● **Provided text**
----------

I'm not sure demandedelts is right to propagate here. I.e in your example of:
[X1, X2], [Y1, Y2] -> [X1 + X2, Y1 + Y2]. If you only demand the first element, you still need both X1 and X2 from operand 0, you just don't need either Y1 or Y2.

This also appears to need to be changed for the rest of the impls.

Can you add some tests where the result is then shuffled/extracted from to test w/ DemandedElts as not all ones?

Apparently, I didn't quite understand the purpose of DemandedElts. I've adjusted the code and added some tests.

RKSimon

It might be better to focus on the SelectionDAG variant first to get this right, but its up to you.

RKSimon · 2024-05-16T17:09:13Z

llvm/lib/Target/X86/X86ISelLowering.cpp

@@ -37262,6 +37262,27 @@ void X86TargetLowering::computeKnownBitsForTargetNode(const SDValue Op,
    }
    break;
  }
+  case X86ISD::HADD: {
+    Known = DAG.computeKnownBits(Op.getOperand(0), DemandedElts, Depth + 1);


You can't use the result DemandedElts for the source operands you'll need something like:

APInt DemandedLHS, DemandedRHS; getHorizDemandedElts(VT, DemandedElts, DemandedLHS, DemandedRHS);

You can avoid computeKnownBits calls for cases where either DemandedLHS/RHS are zero.
Plus you can probably get more refined knownbits by getting the known bits of the odd/even elements separately, although that could mean 4 computeKnownBits calls.

I've added the implementation with 4 computeKnownBits calls in the hope that it does not slow down the analysis too much.

llvm/lib/Target/X86/X86ISelLowering.cpp

RKSimon · 2024-05-16T17:10:39Z

llvm/lib/Analysis/ValueTracking.cpp

+      case Intrinsic::x86_ssse3_phadd_sw_128:
+      case Intrinsic::x86_avx2_phadd_sw: {
+        computeKnownBits(I->getOperand(0), DemandedElts, Known, Depth + 1, Q);
+        computeKnownBits(I->getOperand(1), DemandedElts, Known2, Depth + 1, Q);


wow, saturated hadd, haven't seen that for a while :)

----------

(Spatial annotation entries)
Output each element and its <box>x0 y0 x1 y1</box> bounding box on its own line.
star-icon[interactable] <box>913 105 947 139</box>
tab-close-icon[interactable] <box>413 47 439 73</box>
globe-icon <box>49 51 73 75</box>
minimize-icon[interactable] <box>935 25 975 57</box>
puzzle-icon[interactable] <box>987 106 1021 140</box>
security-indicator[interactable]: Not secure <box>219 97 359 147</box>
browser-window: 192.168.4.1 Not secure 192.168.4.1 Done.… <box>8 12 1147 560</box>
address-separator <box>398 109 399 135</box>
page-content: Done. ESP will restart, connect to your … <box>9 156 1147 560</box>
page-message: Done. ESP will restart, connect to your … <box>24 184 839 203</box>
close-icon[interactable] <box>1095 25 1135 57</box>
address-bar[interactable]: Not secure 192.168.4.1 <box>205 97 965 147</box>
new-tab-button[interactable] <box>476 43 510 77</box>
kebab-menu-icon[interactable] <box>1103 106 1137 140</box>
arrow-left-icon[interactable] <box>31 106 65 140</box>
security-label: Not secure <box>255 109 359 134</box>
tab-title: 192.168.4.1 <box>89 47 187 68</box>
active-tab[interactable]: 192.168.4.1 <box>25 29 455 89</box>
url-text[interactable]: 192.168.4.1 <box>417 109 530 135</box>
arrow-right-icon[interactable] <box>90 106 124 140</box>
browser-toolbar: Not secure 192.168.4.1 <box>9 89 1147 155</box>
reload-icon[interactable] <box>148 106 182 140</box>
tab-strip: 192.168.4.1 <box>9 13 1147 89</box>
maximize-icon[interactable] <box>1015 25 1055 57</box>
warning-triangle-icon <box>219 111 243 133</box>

----------

● **Written problem**
Reproduce the entire review thread word for word. Rely on the review thread alone.

● **Result of the task**
I'm not sure demandedelts is right to propagate here. I.e in your example of:
[X1, X2], [Y1, Y2] -> [X1 + X2, Y1 + Y2]. If you only demand the first element, you still need both X1 and X2 from operand 0, you just don't need either Y1 or Y2.

This also appears to need to be changed for the rest of the impls.

Can you add some tests where the result is then shuffled/extracted from to test w/ DemandedElts as not all ones?

Apparently, I didn't quite understand the purpose of DemandedElts. I've adjusted the code and added some tests.

RKSimon

It might be better to focus on the SelectionDAG variant first to get this right, but its up to you.

RKSimon · 2024-05-16T17:09:13Z

llvm/lib/Target/X86/X86ISelLowering.cpp

@@ -37262,6 +37262,27 @@ void X86TargetLowering::computeKnownBitsForTargetNode(const SDValue Op,
    }
    break;
  }
+  case X86ISD::HADD: {
+    Known = DAG.computeKnownBits(Op.getOperand(0), DemandedElts, Depth + 1);


You can't use the result DemandedElts for the source operands you'll need something like:

APInt DemandedLHS, DemandedRHS; getHorizDemandedElts(VT, DemandedElts, DemandedLHS, DemandedRHS);

You can avoid computeKnownBits calls for cases where either DemandedLHS/RHS are zero.
Plus you can probably get more refined knownbits by getting the known bits of the odd/even elements separately, although that could mean 4 computeKnownBits calls.

I've added the implementation with 4 computeKnownBits calls in the hope that it does not slow down the analysis too much.

llvm/lib/Target/X86/X86ISelLowering.cpp

RKSimon · 2024-05-16T17:10:39Z

llvm/lib/Analysis/ValueTracking.cpp

+      case Intrinsic::x86_ssse3_phadd_sw_128:
+      case Intrinsic::x86_avx2_phadd_sw: {
+        computeKnownBits(I->getOperand(0), DemandedElts, Known, Depth + 1, Q);
+        computeKnownBits(I->getOperand(1), DemandedElts, Known2, Depth + 1, Q);


wow, saturated hadd, haven't seen that for a while :)